▶ **WHAT IS NEEDED**
Print only the line with "Extract all readable text from this page." and the lines after it, ending with the last line of the material, each exactly as it stands.

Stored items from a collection
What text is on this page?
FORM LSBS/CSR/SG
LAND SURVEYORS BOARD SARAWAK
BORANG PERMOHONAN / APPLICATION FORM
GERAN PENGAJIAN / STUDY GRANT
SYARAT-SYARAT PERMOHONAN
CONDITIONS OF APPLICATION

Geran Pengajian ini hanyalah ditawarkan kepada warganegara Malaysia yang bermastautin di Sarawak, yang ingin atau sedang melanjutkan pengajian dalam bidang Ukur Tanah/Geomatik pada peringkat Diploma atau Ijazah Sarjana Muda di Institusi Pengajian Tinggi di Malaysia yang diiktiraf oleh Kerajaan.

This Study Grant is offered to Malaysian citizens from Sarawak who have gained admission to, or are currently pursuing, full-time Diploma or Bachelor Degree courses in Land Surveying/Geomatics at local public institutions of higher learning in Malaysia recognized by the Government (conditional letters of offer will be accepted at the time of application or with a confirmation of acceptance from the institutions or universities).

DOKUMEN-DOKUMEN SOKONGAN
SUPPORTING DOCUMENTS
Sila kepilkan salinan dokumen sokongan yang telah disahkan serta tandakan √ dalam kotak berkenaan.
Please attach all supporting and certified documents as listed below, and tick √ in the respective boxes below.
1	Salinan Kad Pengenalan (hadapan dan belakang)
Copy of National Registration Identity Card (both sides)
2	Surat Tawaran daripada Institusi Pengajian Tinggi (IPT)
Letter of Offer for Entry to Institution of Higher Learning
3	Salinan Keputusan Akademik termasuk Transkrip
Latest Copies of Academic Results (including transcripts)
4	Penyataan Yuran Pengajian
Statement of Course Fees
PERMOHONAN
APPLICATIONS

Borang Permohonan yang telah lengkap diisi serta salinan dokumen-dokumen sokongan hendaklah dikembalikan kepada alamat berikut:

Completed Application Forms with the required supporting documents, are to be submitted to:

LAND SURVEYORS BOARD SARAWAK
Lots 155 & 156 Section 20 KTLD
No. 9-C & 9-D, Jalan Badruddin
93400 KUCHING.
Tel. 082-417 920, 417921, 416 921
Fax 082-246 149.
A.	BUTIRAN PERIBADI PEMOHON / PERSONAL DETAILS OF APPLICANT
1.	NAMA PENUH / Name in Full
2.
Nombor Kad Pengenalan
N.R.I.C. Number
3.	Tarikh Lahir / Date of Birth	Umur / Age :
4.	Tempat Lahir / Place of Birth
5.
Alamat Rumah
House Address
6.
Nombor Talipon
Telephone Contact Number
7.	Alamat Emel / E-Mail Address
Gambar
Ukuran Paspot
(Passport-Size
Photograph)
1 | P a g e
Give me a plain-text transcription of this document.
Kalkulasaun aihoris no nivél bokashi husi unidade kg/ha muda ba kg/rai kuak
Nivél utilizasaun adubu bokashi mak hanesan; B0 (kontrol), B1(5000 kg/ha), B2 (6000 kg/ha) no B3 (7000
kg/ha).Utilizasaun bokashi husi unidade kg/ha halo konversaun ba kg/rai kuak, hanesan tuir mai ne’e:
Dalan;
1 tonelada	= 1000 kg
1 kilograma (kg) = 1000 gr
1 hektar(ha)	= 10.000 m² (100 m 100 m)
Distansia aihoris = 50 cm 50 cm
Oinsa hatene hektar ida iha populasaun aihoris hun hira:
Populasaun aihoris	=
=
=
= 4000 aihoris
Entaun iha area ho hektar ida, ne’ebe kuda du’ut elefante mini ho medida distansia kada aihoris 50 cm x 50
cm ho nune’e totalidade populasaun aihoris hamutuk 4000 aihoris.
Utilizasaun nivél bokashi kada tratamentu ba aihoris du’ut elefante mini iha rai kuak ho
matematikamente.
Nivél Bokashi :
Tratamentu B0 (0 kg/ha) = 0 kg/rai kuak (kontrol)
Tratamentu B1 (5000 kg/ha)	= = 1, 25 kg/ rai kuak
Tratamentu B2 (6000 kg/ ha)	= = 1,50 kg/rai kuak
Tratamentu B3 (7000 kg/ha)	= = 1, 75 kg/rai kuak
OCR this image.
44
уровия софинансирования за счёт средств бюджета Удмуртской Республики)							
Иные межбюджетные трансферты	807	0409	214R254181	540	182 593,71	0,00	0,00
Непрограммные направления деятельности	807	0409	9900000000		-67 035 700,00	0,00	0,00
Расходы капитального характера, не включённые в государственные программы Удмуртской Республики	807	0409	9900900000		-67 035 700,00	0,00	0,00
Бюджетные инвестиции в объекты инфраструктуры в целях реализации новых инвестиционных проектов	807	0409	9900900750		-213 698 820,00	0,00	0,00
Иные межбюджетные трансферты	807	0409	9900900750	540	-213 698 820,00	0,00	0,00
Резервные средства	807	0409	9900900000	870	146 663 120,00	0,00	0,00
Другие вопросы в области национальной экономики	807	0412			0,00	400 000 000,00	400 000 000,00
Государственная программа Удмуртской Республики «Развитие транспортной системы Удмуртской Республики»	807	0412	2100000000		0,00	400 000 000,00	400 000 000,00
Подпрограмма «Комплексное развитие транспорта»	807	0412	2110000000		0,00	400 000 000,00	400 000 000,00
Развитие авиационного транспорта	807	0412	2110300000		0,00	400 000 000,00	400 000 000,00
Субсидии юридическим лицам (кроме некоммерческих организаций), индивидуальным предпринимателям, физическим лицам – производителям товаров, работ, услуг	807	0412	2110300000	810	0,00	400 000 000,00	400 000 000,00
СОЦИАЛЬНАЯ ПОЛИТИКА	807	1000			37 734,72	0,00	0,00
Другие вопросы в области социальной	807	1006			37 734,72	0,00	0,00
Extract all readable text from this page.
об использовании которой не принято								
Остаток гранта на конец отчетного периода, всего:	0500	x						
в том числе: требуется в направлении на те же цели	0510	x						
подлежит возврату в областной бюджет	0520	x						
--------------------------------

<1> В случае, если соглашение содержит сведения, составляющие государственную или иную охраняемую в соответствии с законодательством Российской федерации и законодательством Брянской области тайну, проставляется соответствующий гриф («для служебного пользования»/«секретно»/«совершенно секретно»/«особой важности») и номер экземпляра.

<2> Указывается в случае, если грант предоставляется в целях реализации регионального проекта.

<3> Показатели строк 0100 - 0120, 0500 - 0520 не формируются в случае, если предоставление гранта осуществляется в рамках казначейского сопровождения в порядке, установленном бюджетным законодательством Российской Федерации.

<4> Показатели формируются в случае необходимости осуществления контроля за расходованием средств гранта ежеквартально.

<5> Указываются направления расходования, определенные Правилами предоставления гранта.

▶ **REPLY TO THE EXERCISE**
Extract all readable text from this page.
об использовании которой не принято								
Остаток гранта на конец отчетного периода, всего:	0500	x						
в том числе: требуется в направлении на те же цели	0510	x						
подлежит возврату в областной бюджет	0520	x						
--------------------------------

<1> В случае, если соглашение содержит сведения, составляющие государственную или иную охраняемую в соответствии с законодательством Российской федерации и законодательством Брянской области тайну, проставляется соответствующий гриф («для служебного пользования»/«секретно»/«совершенно секретно»/«особой важности») и номер экземпляра.

<2> Указывается в случае, если грант предоставляется в целях реализации регионального проекта.

<3> Показатели строк 0100 - 0120, 0500 - 0520 не формируются в случае, если предоставление гранта осуществляется в рамках казначейского сопровождения в порядке, установленном бюджетным законодательством Российской Федерации.

<4> Показатели формируются в случае необходимости осуществления контроля за расходованием средств гранта ежеквартально.

<5> Указываются направления расходования, определенные Правилами предоставления гранта.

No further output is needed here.